[Structured figure records]
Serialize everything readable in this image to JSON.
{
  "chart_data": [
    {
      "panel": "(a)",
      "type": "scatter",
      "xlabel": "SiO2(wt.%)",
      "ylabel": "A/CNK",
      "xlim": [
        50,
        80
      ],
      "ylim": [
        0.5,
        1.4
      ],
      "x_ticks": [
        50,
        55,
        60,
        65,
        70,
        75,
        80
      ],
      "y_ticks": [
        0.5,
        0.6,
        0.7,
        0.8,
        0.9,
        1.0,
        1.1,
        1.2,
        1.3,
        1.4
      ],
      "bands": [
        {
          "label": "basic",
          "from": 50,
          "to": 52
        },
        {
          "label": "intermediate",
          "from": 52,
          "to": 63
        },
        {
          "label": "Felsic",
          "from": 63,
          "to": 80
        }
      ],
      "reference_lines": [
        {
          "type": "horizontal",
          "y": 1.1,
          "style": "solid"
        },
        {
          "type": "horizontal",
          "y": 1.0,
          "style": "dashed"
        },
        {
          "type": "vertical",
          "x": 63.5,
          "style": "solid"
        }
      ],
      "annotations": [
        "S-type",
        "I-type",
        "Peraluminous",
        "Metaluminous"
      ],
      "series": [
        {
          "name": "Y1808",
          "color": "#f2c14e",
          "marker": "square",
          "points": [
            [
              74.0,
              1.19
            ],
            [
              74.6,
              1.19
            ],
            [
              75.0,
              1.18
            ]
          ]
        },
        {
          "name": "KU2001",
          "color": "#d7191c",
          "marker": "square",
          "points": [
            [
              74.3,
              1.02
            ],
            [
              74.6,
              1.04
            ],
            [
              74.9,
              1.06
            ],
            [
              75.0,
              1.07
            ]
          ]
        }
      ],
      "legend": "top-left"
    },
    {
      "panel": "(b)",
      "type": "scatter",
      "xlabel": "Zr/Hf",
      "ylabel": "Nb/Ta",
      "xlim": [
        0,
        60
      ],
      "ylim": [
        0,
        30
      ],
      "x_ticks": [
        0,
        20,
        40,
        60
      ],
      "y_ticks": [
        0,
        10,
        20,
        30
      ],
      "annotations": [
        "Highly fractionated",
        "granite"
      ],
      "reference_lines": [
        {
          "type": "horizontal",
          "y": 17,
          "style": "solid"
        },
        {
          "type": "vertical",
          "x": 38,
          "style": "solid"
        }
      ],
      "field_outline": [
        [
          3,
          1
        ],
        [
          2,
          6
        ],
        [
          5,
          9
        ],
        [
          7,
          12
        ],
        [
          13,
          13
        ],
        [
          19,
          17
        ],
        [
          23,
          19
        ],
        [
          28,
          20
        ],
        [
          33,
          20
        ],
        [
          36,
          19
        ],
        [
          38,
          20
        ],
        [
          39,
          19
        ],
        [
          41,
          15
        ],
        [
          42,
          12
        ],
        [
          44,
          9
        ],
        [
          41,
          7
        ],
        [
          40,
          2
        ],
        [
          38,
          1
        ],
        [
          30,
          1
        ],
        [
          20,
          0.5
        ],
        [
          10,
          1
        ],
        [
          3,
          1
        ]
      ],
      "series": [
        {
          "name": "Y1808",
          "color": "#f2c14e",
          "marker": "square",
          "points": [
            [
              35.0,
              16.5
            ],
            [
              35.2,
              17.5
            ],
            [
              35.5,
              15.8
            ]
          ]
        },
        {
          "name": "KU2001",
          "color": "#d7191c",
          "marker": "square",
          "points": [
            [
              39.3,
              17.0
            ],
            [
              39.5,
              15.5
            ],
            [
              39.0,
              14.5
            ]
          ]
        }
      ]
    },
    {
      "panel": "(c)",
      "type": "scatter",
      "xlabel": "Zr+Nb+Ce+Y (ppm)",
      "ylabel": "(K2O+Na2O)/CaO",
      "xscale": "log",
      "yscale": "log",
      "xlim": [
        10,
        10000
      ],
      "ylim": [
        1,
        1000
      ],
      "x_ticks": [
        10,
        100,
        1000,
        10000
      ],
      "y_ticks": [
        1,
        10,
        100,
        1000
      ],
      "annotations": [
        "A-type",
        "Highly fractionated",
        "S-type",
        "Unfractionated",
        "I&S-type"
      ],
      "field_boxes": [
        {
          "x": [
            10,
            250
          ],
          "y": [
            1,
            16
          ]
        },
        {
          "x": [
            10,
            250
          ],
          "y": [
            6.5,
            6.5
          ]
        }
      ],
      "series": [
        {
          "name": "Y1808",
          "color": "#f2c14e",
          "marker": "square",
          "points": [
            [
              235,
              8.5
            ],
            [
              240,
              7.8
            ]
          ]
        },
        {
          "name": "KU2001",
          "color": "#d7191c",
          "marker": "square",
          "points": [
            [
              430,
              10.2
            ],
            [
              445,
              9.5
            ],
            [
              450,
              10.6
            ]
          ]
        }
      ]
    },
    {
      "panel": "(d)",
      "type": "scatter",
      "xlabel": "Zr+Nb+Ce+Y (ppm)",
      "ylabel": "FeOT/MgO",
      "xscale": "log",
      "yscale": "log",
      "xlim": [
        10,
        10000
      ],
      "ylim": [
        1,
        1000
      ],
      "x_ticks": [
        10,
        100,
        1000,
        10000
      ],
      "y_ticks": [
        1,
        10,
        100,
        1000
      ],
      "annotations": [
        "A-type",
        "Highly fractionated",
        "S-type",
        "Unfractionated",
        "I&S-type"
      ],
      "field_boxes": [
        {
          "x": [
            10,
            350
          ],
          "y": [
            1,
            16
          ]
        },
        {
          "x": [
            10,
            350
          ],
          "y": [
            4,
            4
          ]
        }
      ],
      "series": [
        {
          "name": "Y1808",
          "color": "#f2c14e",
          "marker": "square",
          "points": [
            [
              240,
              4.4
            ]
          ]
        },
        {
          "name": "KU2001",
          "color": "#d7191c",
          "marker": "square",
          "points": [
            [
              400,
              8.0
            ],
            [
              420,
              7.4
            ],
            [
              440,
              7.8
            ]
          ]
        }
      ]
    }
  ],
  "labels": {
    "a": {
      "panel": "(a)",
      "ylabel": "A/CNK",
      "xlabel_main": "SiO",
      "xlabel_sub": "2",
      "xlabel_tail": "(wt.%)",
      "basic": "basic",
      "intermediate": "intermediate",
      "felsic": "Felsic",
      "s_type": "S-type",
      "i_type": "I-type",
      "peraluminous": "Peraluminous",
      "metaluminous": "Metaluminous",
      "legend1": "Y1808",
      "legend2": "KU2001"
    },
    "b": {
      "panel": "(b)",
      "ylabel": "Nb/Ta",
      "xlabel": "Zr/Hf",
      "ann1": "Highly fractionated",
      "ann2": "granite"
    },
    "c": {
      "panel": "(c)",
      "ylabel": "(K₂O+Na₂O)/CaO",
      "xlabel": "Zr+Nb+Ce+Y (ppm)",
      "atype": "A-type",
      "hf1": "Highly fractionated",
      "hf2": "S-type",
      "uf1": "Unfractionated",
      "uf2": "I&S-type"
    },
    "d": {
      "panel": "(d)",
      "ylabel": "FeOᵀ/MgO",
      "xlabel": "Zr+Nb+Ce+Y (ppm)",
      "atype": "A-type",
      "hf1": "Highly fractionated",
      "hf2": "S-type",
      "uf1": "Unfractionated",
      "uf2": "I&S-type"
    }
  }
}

* Exercise
Show the lines where the word "Peraluminous" appears in the entries.

* Solution to this task
        "Peraluminous",
      "peraluminous": "Peraluminous",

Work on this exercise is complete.